Source data:
----------------
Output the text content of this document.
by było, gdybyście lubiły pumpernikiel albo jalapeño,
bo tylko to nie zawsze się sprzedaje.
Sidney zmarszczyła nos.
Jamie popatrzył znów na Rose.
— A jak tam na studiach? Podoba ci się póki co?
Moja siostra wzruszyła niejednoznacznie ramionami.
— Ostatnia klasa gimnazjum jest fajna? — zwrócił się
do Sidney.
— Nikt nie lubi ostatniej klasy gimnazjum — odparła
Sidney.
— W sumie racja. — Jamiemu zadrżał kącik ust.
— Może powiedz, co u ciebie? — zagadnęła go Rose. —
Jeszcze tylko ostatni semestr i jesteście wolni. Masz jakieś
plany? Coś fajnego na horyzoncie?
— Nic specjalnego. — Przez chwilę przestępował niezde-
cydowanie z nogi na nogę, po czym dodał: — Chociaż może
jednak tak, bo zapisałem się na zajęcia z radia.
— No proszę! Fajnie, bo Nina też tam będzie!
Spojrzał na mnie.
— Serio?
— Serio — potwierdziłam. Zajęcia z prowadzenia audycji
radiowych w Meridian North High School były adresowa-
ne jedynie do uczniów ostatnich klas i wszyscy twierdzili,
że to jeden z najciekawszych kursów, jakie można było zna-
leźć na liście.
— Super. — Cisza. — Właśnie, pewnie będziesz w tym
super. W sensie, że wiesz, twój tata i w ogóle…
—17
----------------
** Work instructions **
Extract all the material, leaving every line as it is.

** Task output **
Output the text content of this document.
by było, gdybyście lubiły pumpernikiel albo jalapeño,
bo tylko to nie zawsze się sprzedaje.
Sidney zmarszczyła nos.
Jamie popatrzył znów na Rose.
— A jak tam na studiach? Podoba ci się póki co?
Moja siostra wzruszyła niejednoznacznie ramionami.
— Ostatnia klasa gimnazjum jest fajna? — zwrócił się
do Sidney.
— Nikt nie lubi ostatniej klasy gimnazjum — odparła
Sidney.
— W sumie racja. — Jamiemu zadrżał kącik ust.
— Może powiedz, co u ciebie? — zagadnęła go Rose. —
Jeszcze tylko ostatni semestr i jesteście wolni. Masz jakieś
plany? Coś fajnego na horyzoncie?
— Nic specjalnego. — Przez chwilę przestępował niezde-
cydowanie z nogi na nogę, po czym dodał: — Chociaż może
jednak tak, bo zapisałem się na zajęcia z radia.
— No proszę! Fajnie, bo Nina też tam będzie!
Spojrzał na mnie.
— Serio?
— Serio — potwierdziłam. Zajęcia z prowadzenia audycji
radiowych w Meridian North High School były adresowa-
ne jedynie do uczniów ostatnich klas i wszyscy twierdzili,
że to jeden z najciekawszych kursów, jakie można było zna-
leźć na liście.
— Super. — Cisza. — Właśnie, pewnie będziesz w tym
super. W sensie, że wiesz, twój tata i w ogóle…
—17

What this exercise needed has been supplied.